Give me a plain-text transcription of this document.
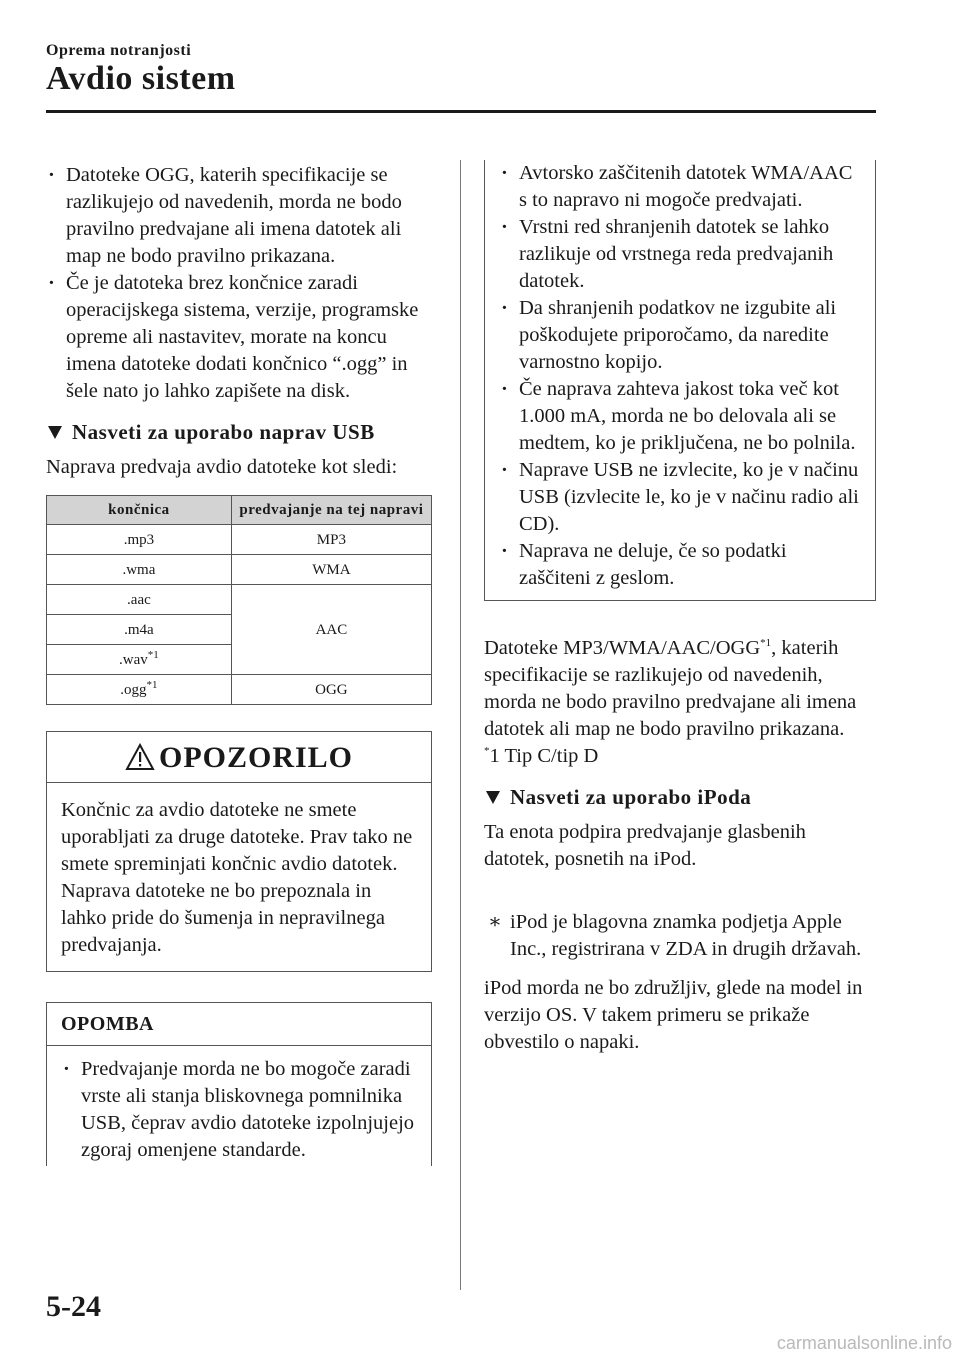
Oprema notranjosti
Avdio sistem

· Datoteke OGG, katerih specifikacije se razlikujejo od navedenih, morda ne bodo pravilno predvajane ali imena datotek ali map ne bodo pravilno prikazana.

· Če je datoteka brez končnice zaradi operacijskega sistema, verzije, programske opreme ali nastavitev, morate na koncu imena datoteke dodati končnico “.ogg” in šele nato jo lahko zapišete na disk.

Nasveti za uporabo naprav USB

Naprava predvaja avdio datoteke kot sledi:

končnica	predvajanje na tej napravi
.mp3	MP3
.wma	WMA
.aac	AAC
.m4a	
.wav$^{*1}$
.ogg$^{*1}$	OGG
OPOZORILO
Končnic za avdio datoteke ne smete uporabljati za druge datoteke. Prav tako ne smete spreminjati končnic avdio datotek. Naprava datoteke ne bo prepoznala in lahko pride do šumenja in nepravilnega predvajanja.
OPOMBA

· Predvajanje morda ne bo mogoče zaradi vrste ali stanja bliskovnega pomnilnika USB, čeprav avdio datoteke izpolnjujejo zgoraj omenjene standarde.

· Avtorsko zaščitenih datotek WMA/AAC s to napravo ni mogoče predvajati.

· Vrstni red shranjenih datotek se lahko razlikuje od vrstnega reda predvajanih datotek.

· Da shranjenih podatkov ne izgubite ali poškodujete priporočamo, da naredite varnostno kopijo.

· Če naprava zahteva jakost toka več kot 1.000 mA, morda ne bo delovala ali se medtem, ko je priključena, ne bo polnila.

· Naprave USB ne izvlecite, ko je v načinu USB (izvlecite le, ko je v načinu radio ali CD).

· Naprava ne deluje, če so podatki zaščiteni z geslom.

Datoteke MP3/WMA/AAC/OGG$^{*1}$, katerih specifikacije se razlikujejo od navedenih, morda ne bodo pravilno predvajane ali imena datotek ali map ne bodo pravilno prikazana.

*1 Tip C/tip D

Nasveti za uporabo iPoda

Ta enota podpira predvajanje glasbenih datotek, posnetih na iPod.

∗ iPod je blagovna znamka podjetja Apple Inc., registrirana v ZDA in drugih državah.

iPod morda ne bo združljiv, glede na model in verzijo OS. V takem primeru se prikaže obvestilo o napaki.

5-24
carmanualsonline.info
==========
Reproduce the entries exactly. Do not carry over any picture.

[Output below]
Give me a plain-text transcription of this document.
Oprema notranjosti
Avdio sistem

· Datoteke OGG, katerih specifikacije se razlikujejo od navedenih, morda ne bodo pravilno predvajane ali imena datotek ali map ne bodo pravilno prikazana.

· Če je datoteka brez končnice zaradi operacijskega sistema, verzije, programske opreme ali nastavitev, morate na koncu imena datoteke dodati končnico “.ogg” in šele nato jo lahko zapišete na disk.

Nasveti za uporabo naprav USB

Naprava predvaja avdio datoteke kot sledi:

končnica	predvajanje na tej napravi
.mp3	MP3
.wma	WMA
.aac	AAC
.m4a	
.wav$^{*1}$
.ogg$^{*1}$	OGG
OPOZORILO
Končnic za avdio datoteke ne smete uporabljati za druge datoteke. Prav tako ne smete spreminjati končnic avdio datotek. Naprava datoteke ne bo prepoznala in lahko pride do šumenja in nepravilnega predvajanja.
OPOMBA

· Predvajanje morda ne bo mogoče zaradi vrste ali stanja bliskovnega pomnilnika USB, čeprav avdio datoteke izpolnjujejo zgoraj omenjene standarde.

· Avtorsko zaščitenih datotek WMA/AAC s to napravo ni mogoče predvajati.

· Vrstni red shranjenih datotek se lahko razlikuje od vrstnega reda predvajanih datotek.

· Da shranjenih podatkov ne izgubite ali poškodujete priporočamo, da naredite varnostno kopijo.

· Če naprava zahteva jakost toka več kot 1.000 mA, morda ne bo delovala ali se medtem, ko je priključena, ne bo polnila.

· Naprave USB ne izvlecite, ko je v načinu USB (izvlecite le, ko je v načinu radio ali CD).

· Naprava ne deluje, če so podatki zaščiteni z geslom.

Datoteke MP3/WMA/AAC/OGG$^{*1}$, katerih specifikacije se razlikujejo od navedenih, morda ne bodo pravilno predvajane ali imena datotek ali map ne bodo pravilno prikazana.

*1 Tip C/tip D

Nasveti za uporabo iPoda

Ta enota podpira predvajanje glasbenih datotek, posnetih na iPod.

∗ iPod je blagovna znamka podjetja Apple Inc., registrirana v ZDA in drugih državah.

iPod morda ne bo združljiv, glede na model in verzijo OS. V takem primeru se prikaže obvestilo o napaki.

5-24
carmanualsonline.info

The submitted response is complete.